• [STATED TASK] Return all the entries exactly, keeping pictures out.

-- INPUT DATA start --

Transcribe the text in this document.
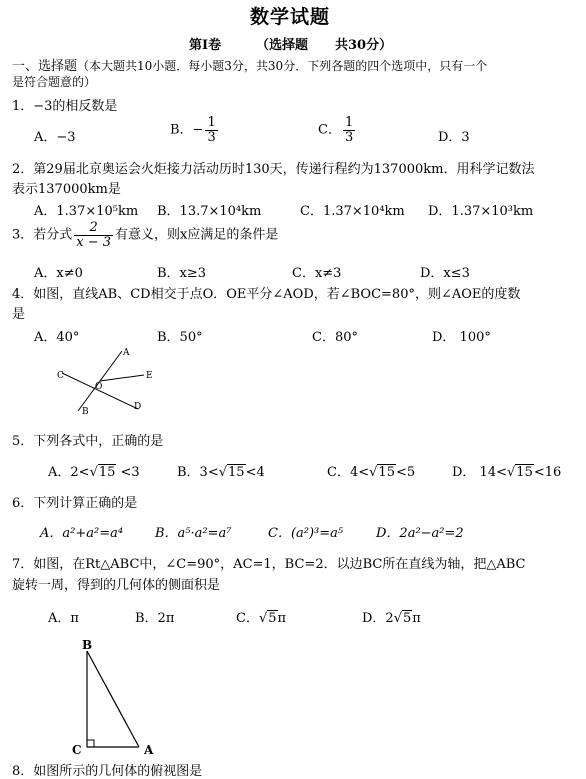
数学试题
第Ⅰ卷	（选择题 共30分）
一、选择题（本大题共10小题．每小题3分，共30分．下列各题的四个选项中，只有一个
是符合题意的）
1．−3的相反数是
A．−3	B．− $\frac{1}{3}$	C． $\frac{1}{3}$	D．3
2．第29届北京奥运会火炬接力活动历时130天，传递行程约为137000km．用科学记数法
表示137000km是
A．1.37×10⁵km B．13.7×10⁴km	C．1.37×10⁴km D．1.37×10³km
3．若分式 $\frac{2}{x - 3}$ 有意义，则x应满足的条件是
A．x≠0	B．x≥3	C．x≠3	D．x≤3
4．如图，直线AB、CD相交于点O．OE平分∠AOD，若∠BOC=80°，则∠AOE的度数
是
A．40°	B．50°	C．80°	D． 100°
A
B
C
D
E
O
5．下列各式中，正确的是
A．2<√15 <3	B．3<√15<4	C．4<√15<5	D． 14<√15<16
6．下列计算正确的是
A．a²+a²=a⁴ B．a⁵·a²=a⁷	C．(a²)³=a⁵	D．2a²−a²=2
7．如图，在Rt△ABC中，∠C=90°，AC=1，BC=2．以边BC所在直线为轴，把△ABC
旋转一周，得到的几何体的侧面积是
A．π	B．2π	C．√5π	D．2√5π
B
C	A
8．如图所示的几何体的俯视图是
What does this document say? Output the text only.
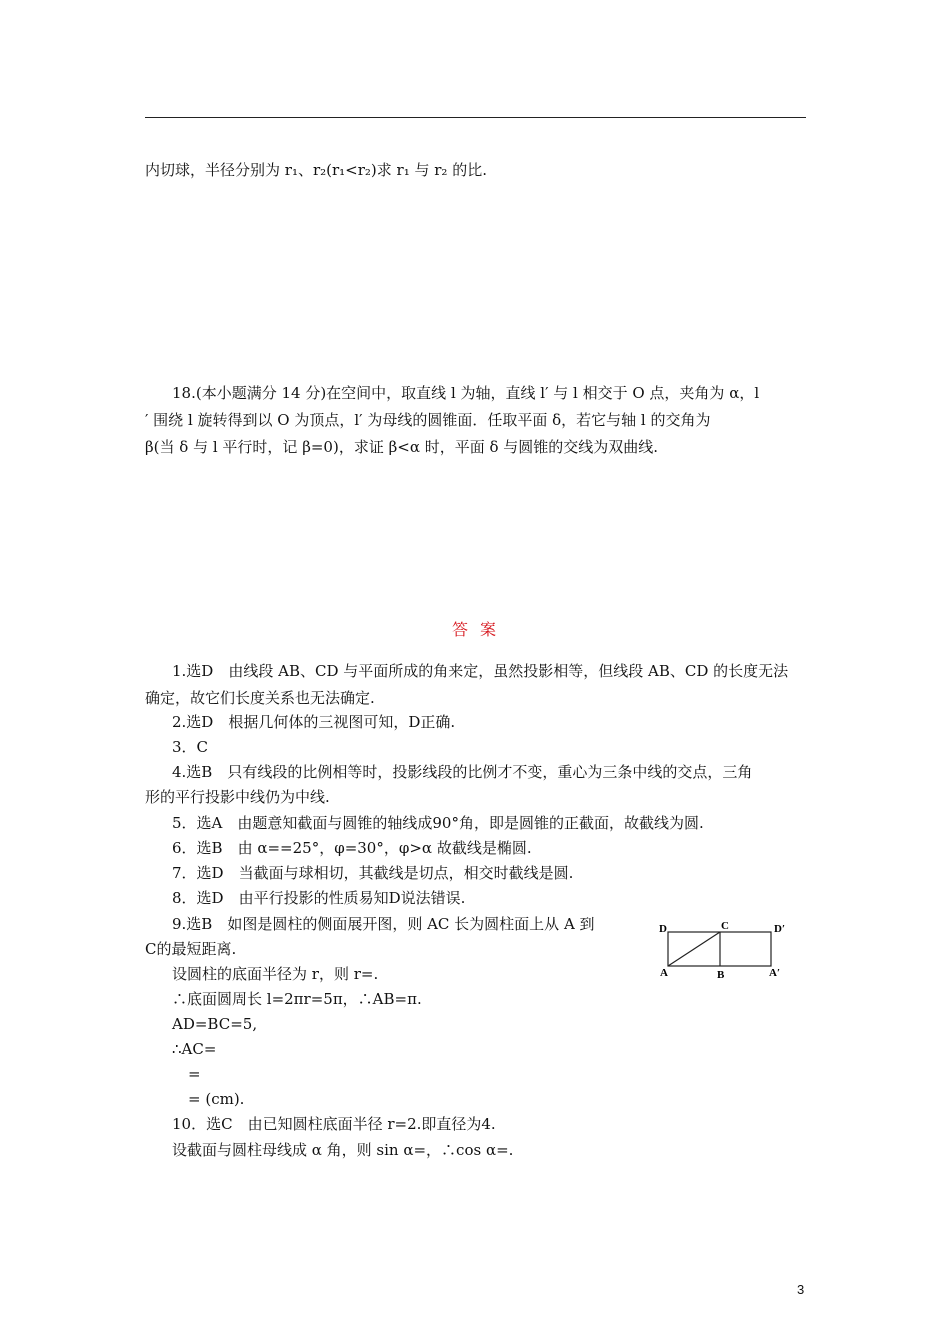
内切球，半径分别为 r₁、r₂(r₁<r₂)求 r₁ 与 r₂ 的比.
18.(本小题满分 14 分)在空间中，取直线 l 为轴，直线 l′ 与 l 相交于 O 点，夹角为 α，l
′ 围绕 l 旋转得到以 O 为顶点，l′ 为母线的圆锥面．任取平面 δ，若它与轴 l 的交角为
β(当 δ 与 l 平行时，记 β=0)，求证 β<α 时，平面 δ 与圆锥的交线为双曲线.
答案
1.选D　由线段 AB、CD 与平面所成的角来定，虽然投影相等，但线段 AB、CD 的长度无法
确定，故它们长度关系也无法确定.
2.选D　根据几何体的三视图可知，D正确.
3．C
4.选B　只有线段的比例相等时，投影线段的比例才不变，重心为三条中线的交点，三角
形的平行投影中线仍为中线.
5．选A　由题意知截面与圆锥的轴线成90°角，即是圆锥的正截面，故截线为圆.
6．选B　由 α==25°，φ=30°，φ>α 故截线是椭圆.
7．选D　当截面与球相切，其截线是切点，相交时截线是圆.
8．选D　由平行投影的性质易知D说法错误.
9.选B　如图是圆柱的侧面展开图，则 AC 长为圆柱面上从 A 到
C的最短距离.
设圆柱的底面半径为 r，则 r=.
∴底面圆周长 l=2πr=5π，∴AB=π.
AD=BC=5,
∴AC=
=
= (cm).
10．选C　由已知圆柱底面半径 r=2.即直径为4.
设截面与圆柱母线成 α 角，则 sin α=，∴cos α=.
D	C	D′
A	B	A′
3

-- INPUT DATA end --

• [RESPONSE TO THE EXERCISE]
Transcribe the text in this document.
数学试题
第Ⅰ卷	（选择题 共30分）
一、选择题（本大题共10小题．每小题3分，共30分．下列各题的四个选项中，只有一个
是符合题意的）
1．−3的相反数是
A．−3	B．− $\frac{1}{3}$	C． $\frac{1}{3}$	D．3
2．第29届北京奥运会火炬接力活动历时130天，传递行程约为137000km．用科学记数法
表示137000km是
A．1.37×10⁵km B．13.7×10⁴km	C．1.37×10⁴km D．1.37×10³km
3．若分式 $\frac{2}{x - 3}$ 有意义，则x应满足的条件是
A．x≠0	B．x≥3	C．x≠3	D．x≤3
4．如图，直线AB、CD相交于点O．OE平分∠AOD，若∠BOC=80°，则∠AOE的度数
是
A．40°	B．50°	C．80°	D． 100°
A
B
C
D
E
O
5．下列各式中，正确的是
A．2<√15 <3	B．3<√15<4	C．4<√15<5	D． 14<√15<16
6．下列计算正确的是
A．a²+a²=a⁴ B．a⁵·a²=a⁷	C．(a²)³=a⁵	D．2a²−a²=2
7．如图，在Rt△ABC中，∠C=90°，AC=1，BC=2．以边BC所在直线为轴，把△ABC
旋转一周，得到的几何体的侧面积是
A．π	B．2π	C．√5π	D．2√5π
B
C	A
8．如图所示的几何体的俯视图是
What does this document say? Output the text only.
内切球，半径分别为 r₁、r₂(r₁<r₂)求 r₁ 与 r₂ 的比.
18.(本小题满分 14 分)在空间中，取直线 l 为轴，直线 l′ 与 l 相交于 O 点，夹角为 α，l
′ 围绕 l 旋转得到以 O 为顶点，l′ 为母线的圆锥面．任取平面 δ，若它与轴 l 的交角为
β(当 δ 与 l 平行时，记 β=0)，求证 β<α 时，平面 δ 与圆锥的交线为双曲线.
答案
1.选D　由线段 AB、CD 与平面所成的角来定，虽然投影相等，但线段 AB、CD 的长度无法
确定，故它们长度关系也无法确定.
2.选D　根据几何体的三视图可知，D正确.
3．C
4.选B　只有线段的比例相等时，投影线段的比例才不变，重心为三条中线的交点，三角
形的平行投影中线仍为中线.
5．选A　由题意知截面与圆锥的轴线成90°角，即是圆锥的正截面，故截线为圆.
6．选B　由 α==25°，φ=30°，φ>α 故截线是椭圆.
7．选D　当截面与球相切，其截线是切点，相交时截线是圆.
8．选D　由平行投影的性质易知D说法错误.
9.选B　如图是圆柱的侧面展开图，则 AC 长为圆柱面上从 A 到
C的最短距离.
设圆柱的底面半径为 r，则 r=.
∴底面圆周长 l=2πr=5π，∴AB=π.
AD=BC=5,
∴AC=
=
= (cm).
10．选C　由已知圆柱底面半径 r=2.即直径为4.
设截面与圆柱母线成 α 角，则 sin α=，∴cos α=.
D	C	D′
A	B	A′
3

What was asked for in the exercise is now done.